◆ Problem details: Find the string "Конго" in the listing and report every line that has it.

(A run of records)
—————

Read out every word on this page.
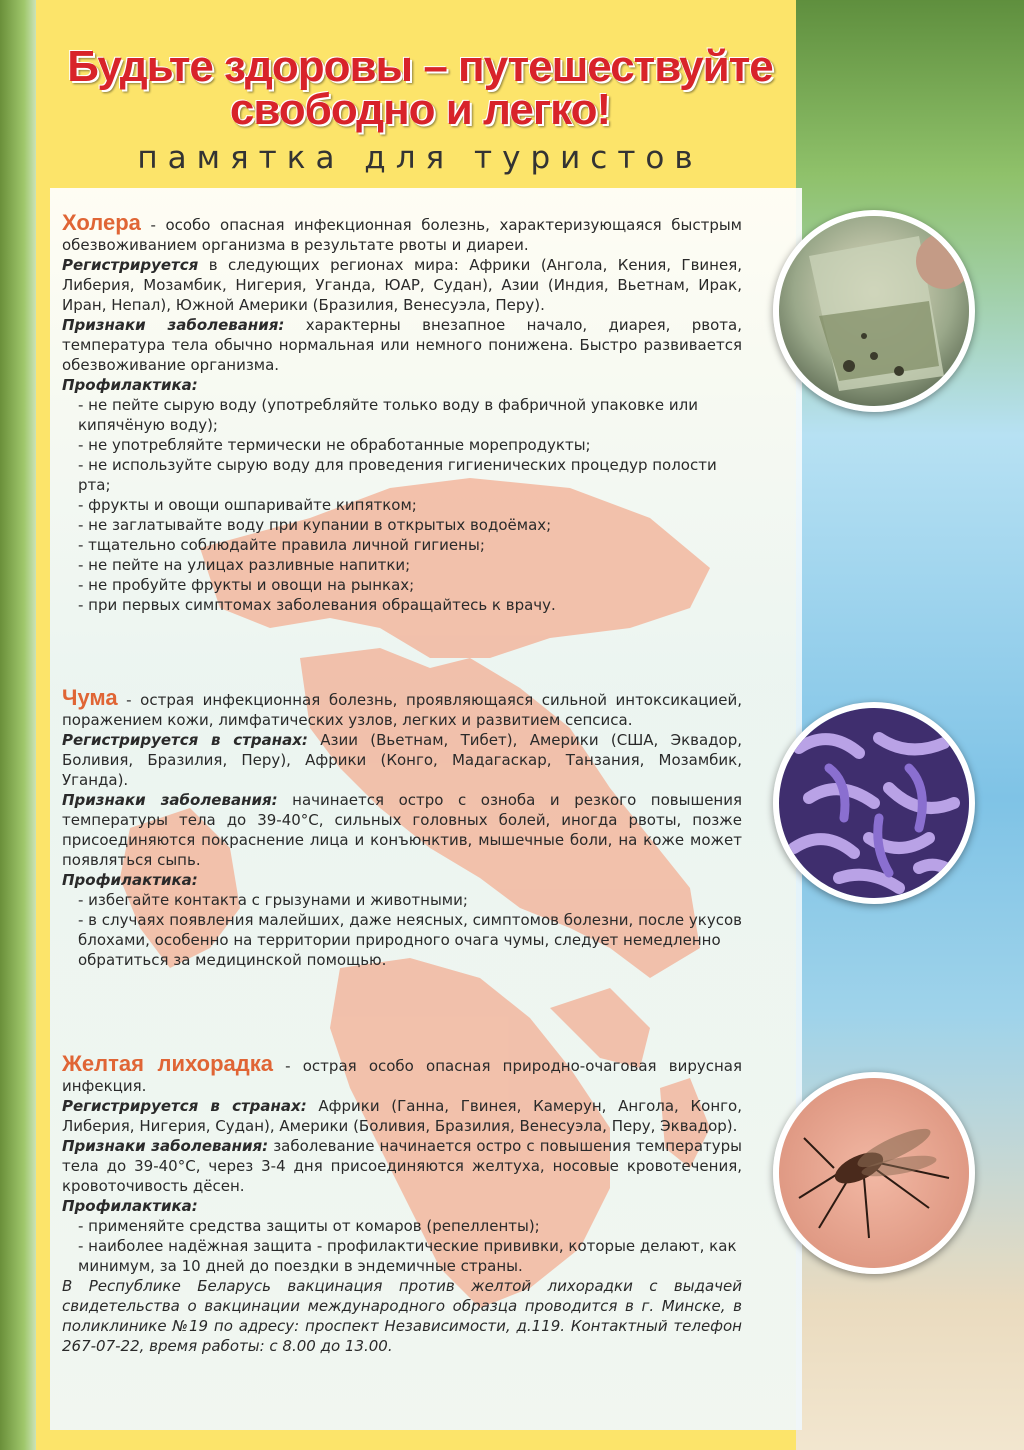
Будьте здоровы – путешествуйте
свободно и легко!
памятка для туристов

Холера - особо опасная инфекционная болезнь, характеризующаяся быстрым обезвоживанием организма в результате рвоты и диареи.

Регистрируется в следующих регионах мира: Африки (Ангола, Кения, Гвинея, Либерия, Мозамбик, Нигерия, Уганда, ЮАР, Судан), Азии (Индия, Вьетнам, Ирак, Иран, Непал), Южной Америки (Бразилия, Венесуэла, Перу).

Признаки заболевания: характерны внезапное начало, диарея, рвота, температура тела обычно нормальная или немного понижена. Быстро развивается обезвоживание организма.

Профилактика:

- не пейте сырую воду (употребляйте только воду в фабричной упаковке или кипячёную воду);
- не употребляйте термически не обработанные морепродукты;
- не используйте сырую воду для проведения гигиенических процедур полости рта;
- фрукты и овощи ошпаривайте кипятком;
- не заглатывайте воду при купании в открытых водоёмах;
- тщательно соблюдайте правила личной гигиены;
- не пейте на улицах разливные напитки;
- не пробуйте фрукты и овощи на рынках;
- при первых симптомах заболевания обращайтесь к врачу.

Чума - острая инфекционная болезнь, проявляющаяся сильной интоксикацией, поражением кожи, лимфатических узлов, легких и развитием сепсиса.

Регистрируется в странах: Азии (Вьетнам, Тибет), Америки (США, Эквадор, Боливия, Бразилия, Перу), Африки (Конго, Мадагаскар, Танзания, Мозамбик, Уганда).

Признаки заболевания: начинается остро с озноба и резкого повышения температуры тела до 39-40°С, сильных головных болей, иногда рвоты, позже присоединяются покраснение лица и конъюнктив, мышечные боли, на коже может появляться сыпь.

Профилактика:

- избегайте контакта с грызунами и животными;
- в случаях появления малейших, даже неясных, симптомов болезни, после укусов блохами, особенно на территории природного очага чумы, следует немедленно обратиться за медицинской помощью.

Желтая лихорадка - острая особо опасная природно-очаговая вирусная инфекция.

Регистрируется в странах: Африки (Ганна, Гвинея, Камерун, Ангола, Конго, Либерия, Нигерия, Судан), Америки (Боливия, Бразилия, Венесуэла, Перу, Эквадор).

Признаки заболевания: заболевание начинается остро с повышения температуры тела до 39-40°С, через 3-4 дня присоединяются желтуха, носовые кровотечения, кровоточивость дёсен.

Профилактика:

- применяйте средства защиты от комаров (репелленты);
- наиболее надёжная защита - профилактические прививки, которые делают, как минимум, за 10 дней до поездки в эндемичные страны.

В Республике Беларусь вакцинация против желтой лихорадки с выдачей свидетельства о вакцинации международного образца проводится в г. Минске, в поликлинике №19 по адресу: проспект Независимости, д.119. Контактный телефон 267-07-22, время работы: с 8.00 до 13.00.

—————

◆ Reply to the task:
Регистрируется в странах: Азии (Вьетнам, Тибет), Америки (США, Эквадор, Боливия, Бразилия, Перу), Африки (Конго, Мадагаскар, Танзания, Мозамбик, Уганда).
Регистрируется в странах: Африки (Ганна, Гвинея, Камерун, Ангола, Конго, Либерия, Нигерия, Судан), Америки (Боливия, Бразилия, Венесуэла, Перу, Эквадор).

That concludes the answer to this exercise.